→ TASK INSTRUCTIONS:
Copy every line of the data that includes the string "color".

(Saved entries)
= Beginning of Section =

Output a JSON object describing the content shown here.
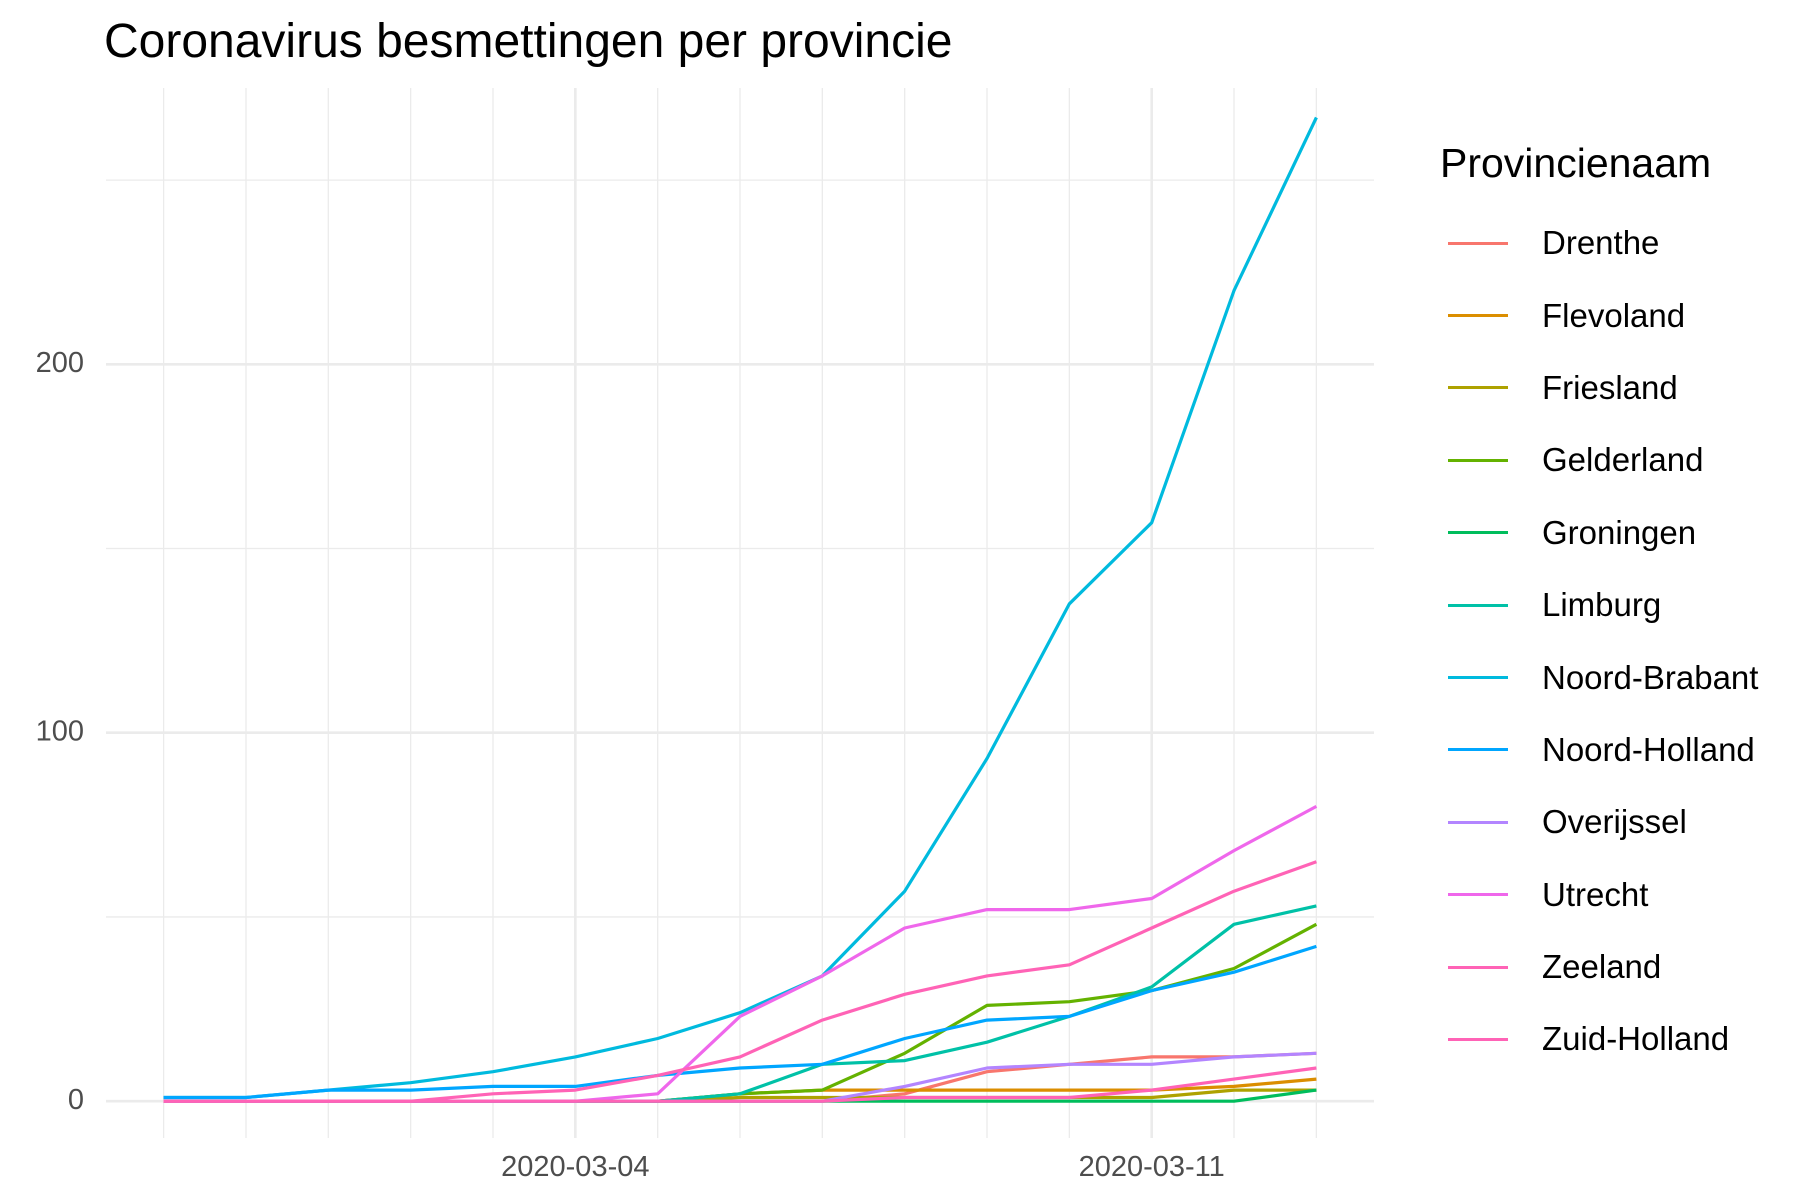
{
  "chart_data": {
    "type": "line",
    "title": "Coronavirus besmettingen per provincie",
    "xlabel": "",
    "ylabel": "",
    "x": [
      "2020-02-28",
      "2020-02-29",
      "2020-03-01",
      "2020-03-02",
      "2020-03-03",
      "2020-03-04",
      "2020-03-05",
      "2020-03-06",
      "2020-03-07",
      "2020-03-08",
      "2020-03-09",
      "2020-03-10",
      "2020-03-11",
      "2020-03-12",
      "2020-03-13"
    ],
    "x_ticks": [
      "2020-03-04",
      "2020-03-11"
    ],
    "y_ticks": [
      0,
      100,
      200
    ],
    "ylim": [
      -10,
      275
    ],
    "grid": true,
    "legend_title": "Provincienaam",
    "legend_position": "right",
    "series": [
      {
        "name": "Drenthe",
        "color": "#F8766D",
        "values": [
          0,
          0,
          0,
          0,
          0,
          0,
          0,
          0,
          0,
          2,
          8,
          10,
          12,
          12,
          13
        ]
      },
      {
        "name": "Flevoland",
        "color": "#DB8E00",
        "values": [
          0,
          0,
          0,
          0,
          0,
          0,
          0,
          2,
          3,
          3,
          3,
          3,
          3,
          4,
          6
        ]
      },
      {
        "name": "Friesland",
        "color": "#AEA200",
        "values": [
          0,
          0,
          0,
          0,
          0,
          0,
          0,
          1,
          1,
          1,
          1,
          1,
          1,
          3,
          3
        ]
      },
      {
        "name": "Gelderland",
        "color": "#64B200",
        "values": [
          0,
          0,
          0,
          0,
          0,
          0,
          0,
          2,
          3,
          13,
          26,
          27,
          30,
          36,
          48
        ]
      },
      {
        "name": "Groningen",
        "color": "#00BD5C",
        "values": [
          0,
          0,
          0,
          0,
          0,
          0,
          0,
          0,
          0,
          0,
          0,
          0,
          0,
          0,
          3
        ]
      },
      {
        "name": "Limburg",
        "color": "#00C1A7",
        "values": [
          0,
          0,
          0,
          0,
          0,
          0,
          0,
          2,
          10,
          11,
          16,
          23,
          31,
          48,
          53
        ]
      },
      {
        "name": "Noord-Brabant",
        "color": "#00BADE",
        "values": [
          1,
          1,
          3,
          5,
          8,
          12,
          17,
          24,
          34,
          57,
          93,
          135,
          157,
          220,
          267
        ]
      },
      {
        "name": "Noord-Holland",
        "color": "#00A6FF",
        "values": [
          1,
          1,
          3,
          3,
          4,
          4,
          7,
          9,
          10,
          17,
          22,
          23,
          30,
          35,
          42
        ]
      },
      {
        "name": "Overijssel",
        "color": "#B385FF",
        "values": [
          0,
          0,
          0,
          0,
          0,
          0,
          0,
          0,
          0,
          4,
          9,
          10,
          10,
          12,
          13
        ]
      },
      {
        "name": "Utrecht",
        "color": "#EF67EB",
        "values": [
          0,
          0,
          0,
          0,
          0,
          0,
          2,
          23,
          34,
          47,
          52,
          52,
          55,
          68,
          80
        ]
      },
      {
        "name": "Zeeland",
        "color": "#FF63B6",
        "values": [
          0,
          0,
          0,
          0,
          0,
          0,
          0,
          0,
          0,
          1,
          1,
          1,
          3,
          6,
          9
        ]
      },
      {
        "name": "Zuid-Holland",
        "color": "#FF63B6",
        "values": [
          0,
          0,
          0,
          0,
          2,
          3,
          7,
          12,
          22,
          29,
          34,
          37,
          47,
          57,
          65
        ]
      }
    ]
  }
}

= End of Section =

→ ANSWER TO THE PROBLEM:
        "color": "#F8766D",
        "color": "#DB8E00",
        "color": "#AEA200",
        "color": "#64B200",
        "color": "#00BD5C",
        "color": "#00C1A7",
        "color": "#00BADE",
        "color": "#00A6FF",
        "color": "#B385FF",
        "color": "#EF67EB",
        "color": "#FF63B6",
        "color": "#FF63B6",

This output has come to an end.